(Annotated element entries)
(begin)

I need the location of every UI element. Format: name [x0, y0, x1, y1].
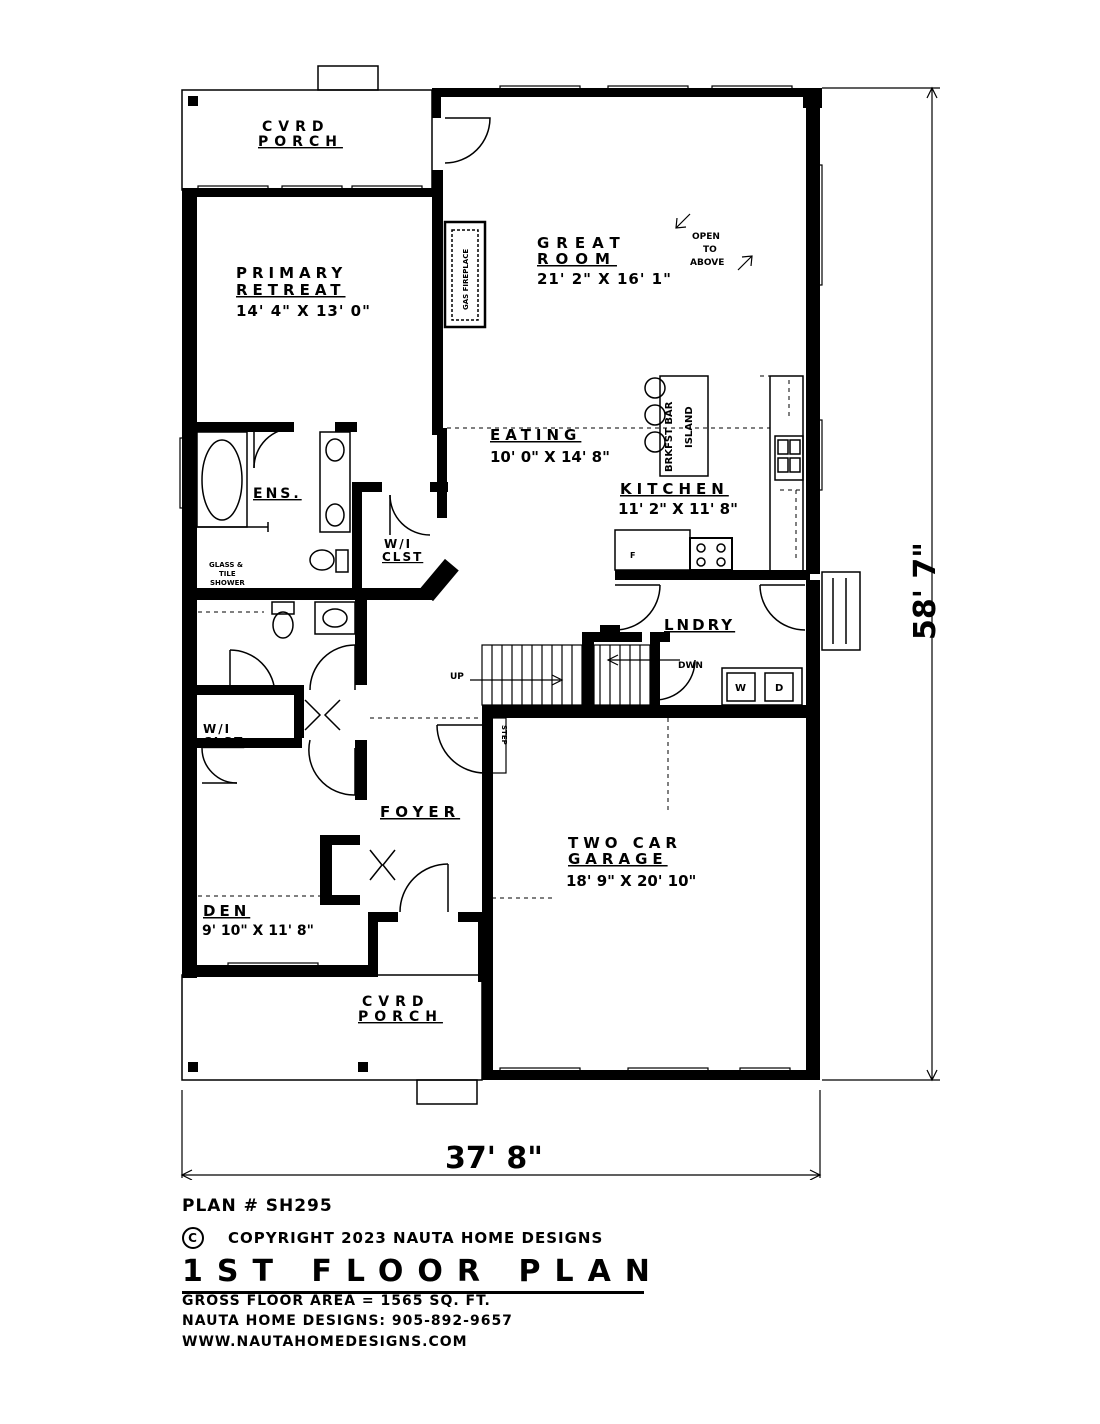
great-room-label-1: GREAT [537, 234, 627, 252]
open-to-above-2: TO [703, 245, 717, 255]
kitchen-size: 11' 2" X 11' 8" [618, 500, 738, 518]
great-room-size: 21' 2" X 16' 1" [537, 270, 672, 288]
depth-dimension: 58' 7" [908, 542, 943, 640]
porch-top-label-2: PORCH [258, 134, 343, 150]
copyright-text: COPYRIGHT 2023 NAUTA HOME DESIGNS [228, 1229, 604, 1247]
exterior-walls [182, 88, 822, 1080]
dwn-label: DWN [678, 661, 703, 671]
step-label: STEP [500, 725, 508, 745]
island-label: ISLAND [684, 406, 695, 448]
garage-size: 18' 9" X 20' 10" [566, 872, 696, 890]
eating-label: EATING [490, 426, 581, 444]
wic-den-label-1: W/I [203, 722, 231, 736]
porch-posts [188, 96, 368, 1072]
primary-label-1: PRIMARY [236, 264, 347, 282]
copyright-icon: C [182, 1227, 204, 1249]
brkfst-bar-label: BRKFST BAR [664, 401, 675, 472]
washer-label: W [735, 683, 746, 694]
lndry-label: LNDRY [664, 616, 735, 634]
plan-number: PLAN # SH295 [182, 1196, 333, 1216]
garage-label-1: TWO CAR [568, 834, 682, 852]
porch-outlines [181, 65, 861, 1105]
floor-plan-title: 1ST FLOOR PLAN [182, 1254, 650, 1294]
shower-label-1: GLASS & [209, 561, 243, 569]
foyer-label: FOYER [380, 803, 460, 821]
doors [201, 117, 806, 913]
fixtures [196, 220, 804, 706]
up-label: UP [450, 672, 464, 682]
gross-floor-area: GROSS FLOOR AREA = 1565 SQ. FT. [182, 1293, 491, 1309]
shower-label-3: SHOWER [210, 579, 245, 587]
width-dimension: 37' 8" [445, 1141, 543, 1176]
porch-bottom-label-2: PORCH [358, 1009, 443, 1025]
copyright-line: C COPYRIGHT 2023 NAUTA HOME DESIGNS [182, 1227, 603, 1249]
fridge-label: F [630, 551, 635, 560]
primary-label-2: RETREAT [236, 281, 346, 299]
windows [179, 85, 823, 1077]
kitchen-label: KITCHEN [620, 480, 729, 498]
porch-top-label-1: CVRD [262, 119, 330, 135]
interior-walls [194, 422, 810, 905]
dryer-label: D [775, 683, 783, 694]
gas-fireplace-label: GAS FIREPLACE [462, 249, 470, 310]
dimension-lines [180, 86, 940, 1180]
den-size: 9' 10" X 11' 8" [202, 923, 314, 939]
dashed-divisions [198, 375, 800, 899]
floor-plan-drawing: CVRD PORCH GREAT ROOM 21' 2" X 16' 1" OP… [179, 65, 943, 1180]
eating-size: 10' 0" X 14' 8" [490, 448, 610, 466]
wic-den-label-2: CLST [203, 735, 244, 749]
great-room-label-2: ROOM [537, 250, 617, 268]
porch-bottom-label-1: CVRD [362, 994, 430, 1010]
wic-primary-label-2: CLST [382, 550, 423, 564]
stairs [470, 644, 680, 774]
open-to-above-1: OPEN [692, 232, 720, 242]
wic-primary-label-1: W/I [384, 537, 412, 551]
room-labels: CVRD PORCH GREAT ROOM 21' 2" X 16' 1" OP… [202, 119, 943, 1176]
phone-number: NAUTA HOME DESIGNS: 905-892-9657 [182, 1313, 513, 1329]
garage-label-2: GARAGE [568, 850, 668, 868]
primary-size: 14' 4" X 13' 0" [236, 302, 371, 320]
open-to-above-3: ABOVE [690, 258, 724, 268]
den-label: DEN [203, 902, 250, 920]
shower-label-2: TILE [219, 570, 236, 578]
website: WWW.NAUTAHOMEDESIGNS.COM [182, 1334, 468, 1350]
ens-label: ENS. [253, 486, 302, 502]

(end)

## EXERCISE DESCRIPTION
Return the lines above exactly as they appear, from the line that contains "great-room-label-1: GREAT [537, 234, 627, 252]" through the line that contains "porch-outlines [181, 65, 861, 1105]", including both of those lines.

## CORRECT RESULT
great-room-label-1: GREAT [537, 234, 627, 252]
open-to-above-2: TO [703, 245, 717, 255]
kitchen-size: 11' 2" X 11' 8" [618, 500, 738, 518]
great-room-size: 21' 2" X 16' 1" [537, 270, 672, 288]
depth-dimension: 58' 7" [908, 542, 943, 640]
porch-top-label-2: PORCH [258, 134, 343, 150]
copyright-text: COPYRIGHT 2023 NAUTA HOME DESIGNS [228, 1229, 604, 1247]
exterior-walls [182, 88, 822, 1080]
dwn-label: DWN [678, 661, 703, 671]
step-label: STEP [500, 725, 508, 745]
island-label: ISLAND [684, 406, 695, 448]
garage-size: 18' 9" X 20' 10" [566, 872, 696, 890]
eating-label: EATING [490, 426, 581, 444]
wic-den-label-1: W/I [203, 722, 231, 736]
porch-posts [188, 96, 368, 1072]
primary-label-1: PRIMARY [236, 264, 347, 282]
copyright-icon: C [182, 1227, 204, 1249]
brkfst-bar-label: BRKFST BAR [664, 401, 675, 472]
washer-label: W [735, 683, 746, 694]
lndry-label: LNDRY [664, 616, 735, 634]
plan-number: PLAN # SH295 [182, 1196, 333, 1216]
garage-label-1: TWO CAR [568, 834, 682, 852]
porch-outlines [181, 65, 861, 1105]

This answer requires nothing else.